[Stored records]
-=-=-=-=-
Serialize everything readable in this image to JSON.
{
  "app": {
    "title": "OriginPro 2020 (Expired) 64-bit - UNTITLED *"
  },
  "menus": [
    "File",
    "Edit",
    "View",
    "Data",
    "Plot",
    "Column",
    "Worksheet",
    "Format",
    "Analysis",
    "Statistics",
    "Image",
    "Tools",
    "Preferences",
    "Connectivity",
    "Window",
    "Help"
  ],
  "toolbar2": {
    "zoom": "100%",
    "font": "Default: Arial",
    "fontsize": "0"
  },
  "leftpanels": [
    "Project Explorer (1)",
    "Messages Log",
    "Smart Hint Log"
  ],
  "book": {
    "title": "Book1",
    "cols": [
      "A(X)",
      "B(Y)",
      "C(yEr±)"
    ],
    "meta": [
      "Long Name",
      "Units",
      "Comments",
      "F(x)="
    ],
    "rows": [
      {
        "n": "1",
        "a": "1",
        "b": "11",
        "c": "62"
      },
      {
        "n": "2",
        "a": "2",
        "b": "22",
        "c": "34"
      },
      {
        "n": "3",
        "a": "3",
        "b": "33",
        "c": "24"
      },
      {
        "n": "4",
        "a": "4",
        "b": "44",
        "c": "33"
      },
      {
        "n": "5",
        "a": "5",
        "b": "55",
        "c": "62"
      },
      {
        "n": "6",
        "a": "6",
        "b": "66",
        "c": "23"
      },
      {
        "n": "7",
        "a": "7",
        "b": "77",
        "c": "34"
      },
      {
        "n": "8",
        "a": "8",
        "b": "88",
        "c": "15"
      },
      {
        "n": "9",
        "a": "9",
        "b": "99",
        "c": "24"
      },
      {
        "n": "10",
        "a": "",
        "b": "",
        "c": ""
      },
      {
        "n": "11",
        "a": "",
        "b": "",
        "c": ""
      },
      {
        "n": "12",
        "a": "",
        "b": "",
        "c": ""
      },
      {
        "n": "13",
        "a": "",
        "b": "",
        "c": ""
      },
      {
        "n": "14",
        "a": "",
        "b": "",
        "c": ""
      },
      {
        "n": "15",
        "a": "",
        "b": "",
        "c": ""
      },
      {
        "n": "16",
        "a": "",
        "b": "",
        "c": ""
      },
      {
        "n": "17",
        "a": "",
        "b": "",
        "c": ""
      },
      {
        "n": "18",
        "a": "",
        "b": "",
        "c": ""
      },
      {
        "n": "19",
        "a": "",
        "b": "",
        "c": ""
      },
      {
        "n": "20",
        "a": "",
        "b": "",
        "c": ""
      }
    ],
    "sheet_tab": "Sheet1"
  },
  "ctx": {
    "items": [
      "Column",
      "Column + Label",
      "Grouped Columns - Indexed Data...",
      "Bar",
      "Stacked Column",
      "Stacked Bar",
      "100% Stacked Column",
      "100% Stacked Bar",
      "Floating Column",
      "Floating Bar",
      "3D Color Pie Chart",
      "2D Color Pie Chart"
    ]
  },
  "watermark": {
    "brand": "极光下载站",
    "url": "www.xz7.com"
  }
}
-=-=-=-=-
**What to produce**
Search the data above for the string "Chart" and copy each line that has it.

**Answer to this task**
      "3D Color Pie Chart",
      "2D Color Pie Chart"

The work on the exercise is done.